### PROBLEM TO WORK ON
List each line holding the string "title".

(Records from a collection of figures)
— Start —
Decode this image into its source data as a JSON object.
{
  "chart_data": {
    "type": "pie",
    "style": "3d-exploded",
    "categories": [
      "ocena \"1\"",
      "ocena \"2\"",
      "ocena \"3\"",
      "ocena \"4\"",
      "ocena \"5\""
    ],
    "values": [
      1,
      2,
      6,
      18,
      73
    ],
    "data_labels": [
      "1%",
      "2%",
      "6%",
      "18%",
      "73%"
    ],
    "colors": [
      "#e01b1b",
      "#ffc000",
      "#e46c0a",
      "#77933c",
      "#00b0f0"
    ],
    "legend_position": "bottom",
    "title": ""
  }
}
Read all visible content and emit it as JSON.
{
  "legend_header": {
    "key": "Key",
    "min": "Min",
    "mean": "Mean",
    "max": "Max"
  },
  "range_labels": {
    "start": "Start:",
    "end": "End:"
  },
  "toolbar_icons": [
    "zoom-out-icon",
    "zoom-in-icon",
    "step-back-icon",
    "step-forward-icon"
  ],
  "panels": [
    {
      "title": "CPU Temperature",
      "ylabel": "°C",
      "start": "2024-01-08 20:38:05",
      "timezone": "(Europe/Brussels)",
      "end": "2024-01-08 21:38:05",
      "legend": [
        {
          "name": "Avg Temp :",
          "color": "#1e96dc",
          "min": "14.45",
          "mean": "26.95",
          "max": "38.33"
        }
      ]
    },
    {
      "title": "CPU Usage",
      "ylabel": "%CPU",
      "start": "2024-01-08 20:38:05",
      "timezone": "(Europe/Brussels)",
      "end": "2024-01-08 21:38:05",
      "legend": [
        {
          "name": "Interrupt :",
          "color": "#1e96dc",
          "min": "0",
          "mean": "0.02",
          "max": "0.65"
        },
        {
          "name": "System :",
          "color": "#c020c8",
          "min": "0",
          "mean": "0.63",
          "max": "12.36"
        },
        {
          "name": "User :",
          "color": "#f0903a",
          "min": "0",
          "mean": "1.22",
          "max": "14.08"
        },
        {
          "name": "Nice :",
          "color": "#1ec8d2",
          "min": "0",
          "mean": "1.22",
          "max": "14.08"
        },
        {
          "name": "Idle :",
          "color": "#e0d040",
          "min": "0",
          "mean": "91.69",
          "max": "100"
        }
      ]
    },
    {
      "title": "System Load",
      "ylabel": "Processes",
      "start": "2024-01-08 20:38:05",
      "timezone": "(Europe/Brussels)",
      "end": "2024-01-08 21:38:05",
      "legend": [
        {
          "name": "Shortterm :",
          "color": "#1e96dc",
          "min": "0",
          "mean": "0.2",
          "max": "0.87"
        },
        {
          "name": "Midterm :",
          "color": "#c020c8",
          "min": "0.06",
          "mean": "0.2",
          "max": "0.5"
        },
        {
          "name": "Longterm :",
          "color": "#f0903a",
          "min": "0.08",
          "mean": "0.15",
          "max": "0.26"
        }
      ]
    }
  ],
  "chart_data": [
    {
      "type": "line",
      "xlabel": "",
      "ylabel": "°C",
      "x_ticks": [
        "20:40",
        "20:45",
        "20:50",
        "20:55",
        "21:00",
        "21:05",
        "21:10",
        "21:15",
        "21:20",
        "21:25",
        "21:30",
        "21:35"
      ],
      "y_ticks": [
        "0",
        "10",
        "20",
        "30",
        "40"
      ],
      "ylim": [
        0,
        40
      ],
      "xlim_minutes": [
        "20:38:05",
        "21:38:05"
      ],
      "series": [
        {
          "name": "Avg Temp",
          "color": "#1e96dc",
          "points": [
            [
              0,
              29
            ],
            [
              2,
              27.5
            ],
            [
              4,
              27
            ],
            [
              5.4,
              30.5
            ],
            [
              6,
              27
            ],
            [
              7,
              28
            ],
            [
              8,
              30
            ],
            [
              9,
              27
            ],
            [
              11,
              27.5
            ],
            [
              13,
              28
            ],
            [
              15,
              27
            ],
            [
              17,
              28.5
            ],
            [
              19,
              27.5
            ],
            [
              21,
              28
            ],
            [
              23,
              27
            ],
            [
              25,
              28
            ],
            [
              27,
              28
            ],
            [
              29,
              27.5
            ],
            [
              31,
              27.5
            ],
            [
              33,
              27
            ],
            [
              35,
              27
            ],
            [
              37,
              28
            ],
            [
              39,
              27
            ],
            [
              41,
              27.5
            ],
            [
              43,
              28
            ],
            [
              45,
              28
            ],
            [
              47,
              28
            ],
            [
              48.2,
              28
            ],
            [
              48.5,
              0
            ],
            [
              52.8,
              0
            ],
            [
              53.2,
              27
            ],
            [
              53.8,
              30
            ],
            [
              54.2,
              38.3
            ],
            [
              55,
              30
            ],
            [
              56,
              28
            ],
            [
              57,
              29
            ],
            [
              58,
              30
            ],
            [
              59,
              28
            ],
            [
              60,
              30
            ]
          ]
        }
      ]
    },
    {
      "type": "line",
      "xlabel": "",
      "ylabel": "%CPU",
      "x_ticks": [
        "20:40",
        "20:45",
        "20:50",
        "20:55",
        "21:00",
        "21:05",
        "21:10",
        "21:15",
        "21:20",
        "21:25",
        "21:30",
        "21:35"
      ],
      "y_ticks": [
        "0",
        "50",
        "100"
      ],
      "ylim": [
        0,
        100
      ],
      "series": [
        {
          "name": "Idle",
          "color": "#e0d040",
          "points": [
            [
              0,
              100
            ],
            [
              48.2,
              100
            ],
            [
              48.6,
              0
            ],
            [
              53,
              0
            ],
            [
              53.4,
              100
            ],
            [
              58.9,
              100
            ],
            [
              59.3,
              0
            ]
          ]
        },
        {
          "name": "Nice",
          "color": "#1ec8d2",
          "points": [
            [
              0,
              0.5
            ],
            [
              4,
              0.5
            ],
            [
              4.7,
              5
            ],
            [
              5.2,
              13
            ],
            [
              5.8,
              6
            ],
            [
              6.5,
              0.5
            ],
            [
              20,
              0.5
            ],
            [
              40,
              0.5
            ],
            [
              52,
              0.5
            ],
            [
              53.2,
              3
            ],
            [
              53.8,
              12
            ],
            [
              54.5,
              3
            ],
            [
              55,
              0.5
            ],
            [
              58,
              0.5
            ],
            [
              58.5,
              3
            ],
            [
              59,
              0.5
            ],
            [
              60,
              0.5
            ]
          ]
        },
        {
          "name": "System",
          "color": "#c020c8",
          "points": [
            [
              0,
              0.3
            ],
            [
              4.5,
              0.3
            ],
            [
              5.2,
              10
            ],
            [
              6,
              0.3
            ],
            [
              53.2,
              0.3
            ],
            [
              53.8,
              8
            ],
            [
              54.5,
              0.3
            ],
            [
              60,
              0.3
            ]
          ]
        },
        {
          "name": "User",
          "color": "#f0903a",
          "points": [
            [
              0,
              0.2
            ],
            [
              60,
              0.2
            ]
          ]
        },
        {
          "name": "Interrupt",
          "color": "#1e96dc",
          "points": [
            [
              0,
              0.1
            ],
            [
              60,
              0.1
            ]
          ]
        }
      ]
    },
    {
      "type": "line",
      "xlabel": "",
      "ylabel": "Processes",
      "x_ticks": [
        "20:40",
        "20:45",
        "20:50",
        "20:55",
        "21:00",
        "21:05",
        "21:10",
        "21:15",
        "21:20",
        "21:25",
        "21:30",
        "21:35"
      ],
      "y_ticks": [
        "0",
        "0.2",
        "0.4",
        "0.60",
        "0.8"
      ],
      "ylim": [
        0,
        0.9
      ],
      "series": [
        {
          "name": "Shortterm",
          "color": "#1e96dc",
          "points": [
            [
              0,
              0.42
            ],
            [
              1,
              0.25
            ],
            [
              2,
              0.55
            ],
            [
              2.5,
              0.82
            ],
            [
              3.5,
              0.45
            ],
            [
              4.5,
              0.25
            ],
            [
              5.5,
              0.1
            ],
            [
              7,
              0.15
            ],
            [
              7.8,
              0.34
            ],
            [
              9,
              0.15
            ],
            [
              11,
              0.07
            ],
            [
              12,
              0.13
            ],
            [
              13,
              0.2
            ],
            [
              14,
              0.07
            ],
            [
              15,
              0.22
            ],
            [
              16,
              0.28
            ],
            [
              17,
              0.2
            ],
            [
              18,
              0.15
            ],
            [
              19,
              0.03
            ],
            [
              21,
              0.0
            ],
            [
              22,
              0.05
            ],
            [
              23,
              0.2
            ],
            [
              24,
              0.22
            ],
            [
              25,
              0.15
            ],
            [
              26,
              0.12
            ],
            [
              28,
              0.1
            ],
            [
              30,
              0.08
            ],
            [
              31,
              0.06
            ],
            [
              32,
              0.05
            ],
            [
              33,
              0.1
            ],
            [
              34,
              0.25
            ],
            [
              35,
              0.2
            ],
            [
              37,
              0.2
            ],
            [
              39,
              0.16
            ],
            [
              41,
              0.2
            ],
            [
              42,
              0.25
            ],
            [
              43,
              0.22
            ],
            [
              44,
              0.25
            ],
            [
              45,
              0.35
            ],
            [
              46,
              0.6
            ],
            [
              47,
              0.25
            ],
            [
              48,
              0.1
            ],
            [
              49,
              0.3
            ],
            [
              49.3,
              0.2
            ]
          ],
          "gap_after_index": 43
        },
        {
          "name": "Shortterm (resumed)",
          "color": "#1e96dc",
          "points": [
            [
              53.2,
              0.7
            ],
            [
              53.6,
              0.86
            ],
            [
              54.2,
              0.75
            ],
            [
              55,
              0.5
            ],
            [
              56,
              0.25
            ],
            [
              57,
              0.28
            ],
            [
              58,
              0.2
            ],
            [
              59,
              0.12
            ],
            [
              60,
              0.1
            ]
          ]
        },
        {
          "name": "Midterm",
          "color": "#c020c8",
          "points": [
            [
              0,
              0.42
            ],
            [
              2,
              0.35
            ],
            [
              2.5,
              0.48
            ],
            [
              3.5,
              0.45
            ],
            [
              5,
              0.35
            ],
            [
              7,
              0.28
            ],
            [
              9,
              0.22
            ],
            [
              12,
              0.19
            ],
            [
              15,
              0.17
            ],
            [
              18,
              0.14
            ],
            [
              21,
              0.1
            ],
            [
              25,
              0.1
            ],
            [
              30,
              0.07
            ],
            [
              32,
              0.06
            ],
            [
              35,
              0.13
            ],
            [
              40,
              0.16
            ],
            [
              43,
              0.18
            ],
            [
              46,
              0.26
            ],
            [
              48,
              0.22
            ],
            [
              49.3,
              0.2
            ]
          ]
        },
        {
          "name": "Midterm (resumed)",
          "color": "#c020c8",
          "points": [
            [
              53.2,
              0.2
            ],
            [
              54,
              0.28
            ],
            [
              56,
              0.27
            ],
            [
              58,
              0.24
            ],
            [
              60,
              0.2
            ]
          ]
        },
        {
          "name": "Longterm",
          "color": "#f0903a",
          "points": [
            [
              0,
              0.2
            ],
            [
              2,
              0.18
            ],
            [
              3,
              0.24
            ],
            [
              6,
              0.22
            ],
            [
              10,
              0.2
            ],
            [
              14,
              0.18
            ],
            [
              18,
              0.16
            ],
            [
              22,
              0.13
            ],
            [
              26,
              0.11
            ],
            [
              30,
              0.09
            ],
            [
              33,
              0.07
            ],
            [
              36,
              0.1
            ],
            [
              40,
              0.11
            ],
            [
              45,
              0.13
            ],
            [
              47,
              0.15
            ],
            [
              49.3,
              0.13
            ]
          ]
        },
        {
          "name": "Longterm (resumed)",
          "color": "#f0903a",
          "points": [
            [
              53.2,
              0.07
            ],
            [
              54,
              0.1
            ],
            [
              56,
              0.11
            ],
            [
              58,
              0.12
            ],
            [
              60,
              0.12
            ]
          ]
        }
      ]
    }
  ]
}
— End —
### THE ANSWER
    "title": ""
      "title": "CPU Temperature",
      "title": "CPU Usage",
      "title": "System Load",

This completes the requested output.